▶ [WHAT TO DO]: Rewrite the records below, switching "bounding box" to "enclosing rectangle" and keeping every other word unchanged.

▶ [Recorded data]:
---*---

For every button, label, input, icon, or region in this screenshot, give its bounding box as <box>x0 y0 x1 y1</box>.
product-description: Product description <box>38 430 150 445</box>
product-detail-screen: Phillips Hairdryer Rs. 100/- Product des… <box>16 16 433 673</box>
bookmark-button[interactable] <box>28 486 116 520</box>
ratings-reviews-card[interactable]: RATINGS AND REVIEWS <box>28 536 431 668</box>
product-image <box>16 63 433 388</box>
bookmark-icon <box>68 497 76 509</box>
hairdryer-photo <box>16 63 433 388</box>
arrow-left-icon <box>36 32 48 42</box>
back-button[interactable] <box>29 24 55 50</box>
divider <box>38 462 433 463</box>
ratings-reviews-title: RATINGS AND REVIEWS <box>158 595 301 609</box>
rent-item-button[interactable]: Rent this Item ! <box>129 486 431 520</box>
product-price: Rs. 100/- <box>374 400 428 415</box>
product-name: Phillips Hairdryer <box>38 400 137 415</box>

---*---

▶ [SOLUTION FOR THIS EXERCISE]:
For every button, label, input, icon, or region in this screenshot, give its enclosing rectangle as <box>x0 y0 x1 y1</box>.
product-description: Product description <box>38 430 150 445</box>
product-detail-screen: Phillips Hairdryer Rs. 100/- Product des… <box>16 16 433 673</box>
bookmark-button[interactable] <box>28 486 116 520</box>
ratings-reviews-card[interactable]: RATINGS AND REVIEWS <box>28 536 431 668</box>
product-image <box>16 63 433 388</box>
bookmark-icon <box>68 497 76 509</box>
hairdryer-photo <box>16 63 433 388</box>
arrow-left-icon <box>36 32 48 42</box>
back-button[interactable] <box>29 24 55 50</box>
divider <box>38 462 433 463</box>
ratings-reviews-title: RATINGS AND REVIEWS <box>158 595 301 609</box>
rent-item-button[interactable]: Rent this Item ! <box>129 486 431 520</box>
product-price: Rs. 100/- <box>374 400 428 415</box>
product-name: Phillips Hairdryer <box>38 400 137 415</box>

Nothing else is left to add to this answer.